### PROVIDED ENTRIES
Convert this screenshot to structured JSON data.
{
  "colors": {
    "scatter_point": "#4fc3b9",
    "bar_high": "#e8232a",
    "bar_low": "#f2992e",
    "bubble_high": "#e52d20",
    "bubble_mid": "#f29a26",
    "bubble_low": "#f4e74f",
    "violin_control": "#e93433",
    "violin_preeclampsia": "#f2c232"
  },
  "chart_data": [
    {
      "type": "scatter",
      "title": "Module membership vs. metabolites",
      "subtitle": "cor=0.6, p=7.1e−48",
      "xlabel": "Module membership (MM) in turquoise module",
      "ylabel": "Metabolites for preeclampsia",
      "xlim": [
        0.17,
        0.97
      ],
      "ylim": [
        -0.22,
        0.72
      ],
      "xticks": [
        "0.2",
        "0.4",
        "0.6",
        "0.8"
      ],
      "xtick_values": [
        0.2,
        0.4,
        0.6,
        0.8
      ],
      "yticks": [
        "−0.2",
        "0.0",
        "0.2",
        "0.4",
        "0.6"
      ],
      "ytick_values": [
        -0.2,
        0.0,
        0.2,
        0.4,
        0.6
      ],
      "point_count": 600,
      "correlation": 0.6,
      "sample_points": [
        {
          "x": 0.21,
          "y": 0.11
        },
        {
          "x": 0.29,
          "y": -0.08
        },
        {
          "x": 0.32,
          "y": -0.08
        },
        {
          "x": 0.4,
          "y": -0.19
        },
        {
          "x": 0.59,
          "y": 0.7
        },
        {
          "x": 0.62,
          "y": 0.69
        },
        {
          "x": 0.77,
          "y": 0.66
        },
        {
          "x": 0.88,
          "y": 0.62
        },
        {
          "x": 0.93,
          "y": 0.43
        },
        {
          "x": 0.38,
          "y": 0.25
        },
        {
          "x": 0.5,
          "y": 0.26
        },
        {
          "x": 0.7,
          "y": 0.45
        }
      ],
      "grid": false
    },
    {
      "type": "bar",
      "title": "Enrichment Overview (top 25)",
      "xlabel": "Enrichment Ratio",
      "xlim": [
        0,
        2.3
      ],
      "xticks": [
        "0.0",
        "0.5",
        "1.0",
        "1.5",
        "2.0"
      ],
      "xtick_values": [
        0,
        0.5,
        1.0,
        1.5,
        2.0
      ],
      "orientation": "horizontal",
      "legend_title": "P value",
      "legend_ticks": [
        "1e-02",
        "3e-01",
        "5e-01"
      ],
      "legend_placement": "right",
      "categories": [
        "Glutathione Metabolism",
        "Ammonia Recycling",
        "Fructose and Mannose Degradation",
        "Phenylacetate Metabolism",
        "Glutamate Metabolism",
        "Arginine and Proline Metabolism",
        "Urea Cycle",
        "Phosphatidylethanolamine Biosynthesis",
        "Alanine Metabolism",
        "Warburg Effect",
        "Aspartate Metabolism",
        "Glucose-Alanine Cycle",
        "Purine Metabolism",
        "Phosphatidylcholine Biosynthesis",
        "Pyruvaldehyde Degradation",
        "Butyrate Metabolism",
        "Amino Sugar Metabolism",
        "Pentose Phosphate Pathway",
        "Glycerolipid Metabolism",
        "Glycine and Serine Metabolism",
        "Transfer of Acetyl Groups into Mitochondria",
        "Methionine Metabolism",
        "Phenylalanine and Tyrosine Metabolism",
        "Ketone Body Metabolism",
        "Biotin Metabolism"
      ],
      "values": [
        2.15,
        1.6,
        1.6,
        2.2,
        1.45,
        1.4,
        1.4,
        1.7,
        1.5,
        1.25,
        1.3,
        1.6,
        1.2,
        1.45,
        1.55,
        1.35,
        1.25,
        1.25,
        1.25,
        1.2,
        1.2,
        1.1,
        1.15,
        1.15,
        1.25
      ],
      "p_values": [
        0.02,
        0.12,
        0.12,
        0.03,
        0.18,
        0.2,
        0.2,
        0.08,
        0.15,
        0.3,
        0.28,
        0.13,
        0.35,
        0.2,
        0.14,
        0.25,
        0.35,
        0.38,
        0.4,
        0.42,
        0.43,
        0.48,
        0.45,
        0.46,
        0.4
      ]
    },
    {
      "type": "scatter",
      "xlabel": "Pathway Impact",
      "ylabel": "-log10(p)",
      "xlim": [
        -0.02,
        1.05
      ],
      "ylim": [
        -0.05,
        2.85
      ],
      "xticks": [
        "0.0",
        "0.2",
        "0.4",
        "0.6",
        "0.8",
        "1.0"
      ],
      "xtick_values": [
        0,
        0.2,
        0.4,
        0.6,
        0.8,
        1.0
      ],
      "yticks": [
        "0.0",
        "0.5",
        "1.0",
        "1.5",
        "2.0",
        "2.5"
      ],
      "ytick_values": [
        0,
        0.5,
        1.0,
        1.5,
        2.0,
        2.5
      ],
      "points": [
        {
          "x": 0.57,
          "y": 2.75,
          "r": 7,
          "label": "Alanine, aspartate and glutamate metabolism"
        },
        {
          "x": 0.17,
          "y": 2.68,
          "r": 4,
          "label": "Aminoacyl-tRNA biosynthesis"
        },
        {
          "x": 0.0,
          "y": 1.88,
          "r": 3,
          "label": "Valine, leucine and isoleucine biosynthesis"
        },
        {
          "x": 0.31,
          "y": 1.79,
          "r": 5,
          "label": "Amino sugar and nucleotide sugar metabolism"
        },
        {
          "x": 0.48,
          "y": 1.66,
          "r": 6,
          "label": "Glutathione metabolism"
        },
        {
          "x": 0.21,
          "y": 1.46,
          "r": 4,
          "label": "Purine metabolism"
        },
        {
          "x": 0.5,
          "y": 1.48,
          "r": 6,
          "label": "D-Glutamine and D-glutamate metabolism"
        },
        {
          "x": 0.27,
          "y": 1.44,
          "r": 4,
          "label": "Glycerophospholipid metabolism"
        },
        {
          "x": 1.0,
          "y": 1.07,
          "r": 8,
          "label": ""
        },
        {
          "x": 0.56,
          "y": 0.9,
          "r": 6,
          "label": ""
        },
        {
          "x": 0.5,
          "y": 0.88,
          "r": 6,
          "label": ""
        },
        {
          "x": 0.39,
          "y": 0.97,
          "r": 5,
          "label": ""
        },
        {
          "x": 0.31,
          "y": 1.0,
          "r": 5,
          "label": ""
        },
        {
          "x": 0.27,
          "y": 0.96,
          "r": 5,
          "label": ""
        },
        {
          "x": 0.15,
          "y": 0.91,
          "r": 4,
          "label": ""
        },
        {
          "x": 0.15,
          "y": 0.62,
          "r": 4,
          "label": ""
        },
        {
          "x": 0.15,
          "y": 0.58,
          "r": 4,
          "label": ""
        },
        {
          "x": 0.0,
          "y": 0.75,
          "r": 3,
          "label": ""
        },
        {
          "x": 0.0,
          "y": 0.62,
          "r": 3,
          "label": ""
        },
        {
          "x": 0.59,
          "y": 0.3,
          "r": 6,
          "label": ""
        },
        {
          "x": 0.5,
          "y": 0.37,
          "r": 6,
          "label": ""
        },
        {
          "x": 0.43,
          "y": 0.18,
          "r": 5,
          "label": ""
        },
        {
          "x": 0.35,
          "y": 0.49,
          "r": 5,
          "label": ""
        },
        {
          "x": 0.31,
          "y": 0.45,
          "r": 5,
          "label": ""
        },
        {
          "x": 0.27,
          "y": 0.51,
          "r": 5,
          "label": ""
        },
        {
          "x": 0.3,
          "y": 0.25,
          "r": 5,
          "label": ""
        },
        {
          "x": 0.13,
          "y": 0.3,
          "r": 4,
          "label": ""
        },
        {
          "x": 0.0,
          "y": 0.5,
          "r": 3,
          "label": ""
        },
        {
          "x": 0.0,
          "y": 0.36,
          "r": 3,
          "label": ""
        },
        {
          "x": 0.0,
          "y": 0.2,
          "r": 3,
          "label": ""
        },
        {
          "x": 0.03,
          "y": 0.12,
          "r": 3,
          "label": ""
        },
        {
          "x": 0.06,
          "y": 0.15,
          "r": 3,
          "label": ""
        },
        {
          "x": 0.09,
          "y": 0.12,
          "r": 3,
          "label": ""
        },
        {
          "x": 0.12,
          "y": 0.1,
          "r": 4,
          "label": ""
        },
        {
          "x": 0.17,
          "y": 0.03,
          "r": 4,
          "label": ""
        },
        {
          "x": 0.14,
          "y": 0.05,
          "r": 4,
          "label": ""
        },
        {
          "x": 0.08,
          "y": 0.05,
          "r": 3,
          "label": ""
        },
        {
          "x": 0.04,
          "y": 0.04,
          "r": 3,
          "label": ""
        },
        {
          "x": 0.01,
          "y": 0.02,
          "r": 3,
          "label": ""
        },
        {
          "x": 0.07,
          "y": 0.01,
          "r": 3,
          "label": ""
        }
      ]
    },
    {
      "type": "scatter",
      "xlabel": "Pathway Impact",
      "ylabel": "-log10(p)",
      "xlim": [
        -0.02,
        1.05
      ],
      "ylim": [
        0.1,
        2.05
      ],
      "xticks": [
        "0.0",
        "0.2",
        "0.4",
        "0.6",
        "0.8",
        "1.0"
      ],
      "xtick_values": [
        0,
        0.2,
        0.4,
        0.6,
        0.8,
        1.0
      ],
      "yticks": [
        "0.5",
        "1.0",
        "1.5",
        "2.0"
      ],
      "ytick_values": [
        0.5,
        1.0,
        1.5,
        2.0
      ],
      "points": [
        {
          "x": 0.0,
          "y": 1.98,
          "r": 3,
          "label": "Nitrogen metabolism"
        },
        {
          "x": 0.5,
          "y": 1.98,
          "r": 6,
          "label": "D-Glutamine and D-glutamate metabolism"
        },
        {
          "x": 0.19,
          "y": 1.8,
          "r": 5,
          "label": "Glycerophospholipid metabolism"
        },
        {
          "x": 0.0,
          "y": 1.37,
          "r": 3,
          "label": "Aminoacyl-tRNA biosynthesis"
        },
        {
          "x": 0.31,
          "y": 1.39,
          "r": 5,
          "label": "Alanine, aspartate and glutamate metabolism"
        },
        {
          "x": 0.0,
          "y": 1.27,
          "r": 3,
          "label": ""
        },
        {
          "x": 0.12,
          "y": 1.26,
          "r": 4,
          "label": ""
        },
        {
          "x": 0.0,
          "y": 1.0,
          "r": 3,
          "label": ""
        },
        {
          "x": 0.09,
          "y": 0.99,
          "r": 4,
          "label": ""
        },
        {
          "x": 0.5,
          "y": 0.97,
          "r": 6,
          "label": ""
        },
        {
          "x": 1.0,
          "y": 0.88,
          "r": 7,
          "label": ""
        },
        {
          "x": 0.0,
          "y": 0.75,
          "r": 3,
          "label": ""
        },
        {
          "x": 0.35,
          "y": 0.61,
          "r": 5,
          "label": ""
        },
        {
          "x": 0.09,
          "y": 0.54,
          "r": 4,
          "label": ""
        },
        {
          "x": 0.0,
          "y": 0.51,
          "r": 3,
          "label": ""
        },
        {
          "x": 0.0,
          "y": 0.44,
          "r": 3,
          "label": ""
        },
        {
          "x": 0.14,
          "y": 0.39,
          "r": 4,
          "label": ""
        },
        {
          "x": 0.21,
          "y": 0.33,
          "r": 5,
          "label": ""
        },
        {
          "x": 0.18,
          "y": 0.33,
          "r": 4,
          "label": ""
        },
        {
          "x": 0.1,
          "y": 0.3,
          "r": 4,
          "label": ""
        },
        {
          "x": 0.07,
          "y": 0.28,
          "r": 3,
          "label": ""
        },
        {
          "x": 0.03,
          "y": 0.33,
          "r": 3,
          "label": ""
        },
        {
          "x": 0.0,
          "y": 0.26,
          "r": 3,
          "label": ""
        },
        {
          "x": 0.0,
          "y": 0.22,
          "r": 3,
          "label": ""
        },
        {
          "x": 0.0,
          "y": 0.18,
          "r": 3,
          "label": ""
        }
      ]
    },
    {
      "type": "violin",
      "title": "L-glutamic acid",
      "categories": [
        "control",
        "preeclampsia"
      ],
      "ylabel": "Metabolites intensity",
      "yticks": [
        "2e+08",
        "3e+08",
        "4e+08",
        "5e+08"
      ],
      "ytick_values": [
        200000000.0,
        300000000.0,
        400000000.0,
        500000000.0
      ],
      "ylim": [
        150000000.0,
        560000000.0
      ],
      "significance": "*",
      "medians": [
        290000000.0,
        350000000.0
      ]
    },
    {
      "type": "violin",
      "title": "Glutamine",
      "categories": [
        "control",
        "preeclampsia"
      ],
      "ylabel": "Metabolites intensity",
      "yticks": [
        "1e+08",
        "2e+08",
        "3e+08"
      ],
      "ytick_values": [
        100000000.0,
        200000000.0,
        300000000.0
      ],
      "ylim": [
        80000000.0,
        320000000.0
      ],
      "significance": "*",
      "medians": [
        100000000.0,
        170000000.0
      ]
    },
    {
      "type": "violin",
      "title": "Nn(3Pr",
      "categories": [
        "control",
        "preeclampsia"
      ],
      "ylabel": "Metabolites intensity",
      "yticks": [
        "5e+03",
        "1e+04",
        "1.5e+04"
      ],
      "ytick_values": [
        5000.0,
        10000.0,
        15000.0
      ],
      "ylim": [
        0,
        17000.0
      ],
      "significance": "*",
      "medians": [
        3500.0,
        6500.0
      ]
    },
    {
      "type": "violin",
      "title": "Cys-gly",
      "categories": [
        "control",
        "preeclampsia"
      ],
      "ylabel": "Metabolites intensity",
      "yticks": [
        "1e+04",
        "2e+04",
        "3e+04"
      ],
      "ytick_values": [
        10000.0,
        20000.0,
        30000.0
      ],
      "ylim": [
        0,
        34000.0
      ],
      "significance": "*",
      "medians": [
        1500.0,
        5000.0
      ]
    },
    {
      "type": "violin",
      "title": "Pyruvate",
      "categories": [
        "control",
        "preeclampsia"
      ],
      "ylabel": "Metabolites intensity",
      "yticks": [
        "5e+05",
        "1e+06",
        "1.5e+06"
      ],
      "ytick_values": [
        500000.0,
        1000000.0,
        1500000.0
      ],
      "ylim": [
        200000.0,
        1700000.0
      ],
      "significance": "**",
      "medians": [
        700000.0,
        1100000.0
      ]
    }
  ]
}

### WHAT TO DO
Give the number of lines above that hold the word "Purine", and nothing more.

### OUTPUT FOR THIS TASK
2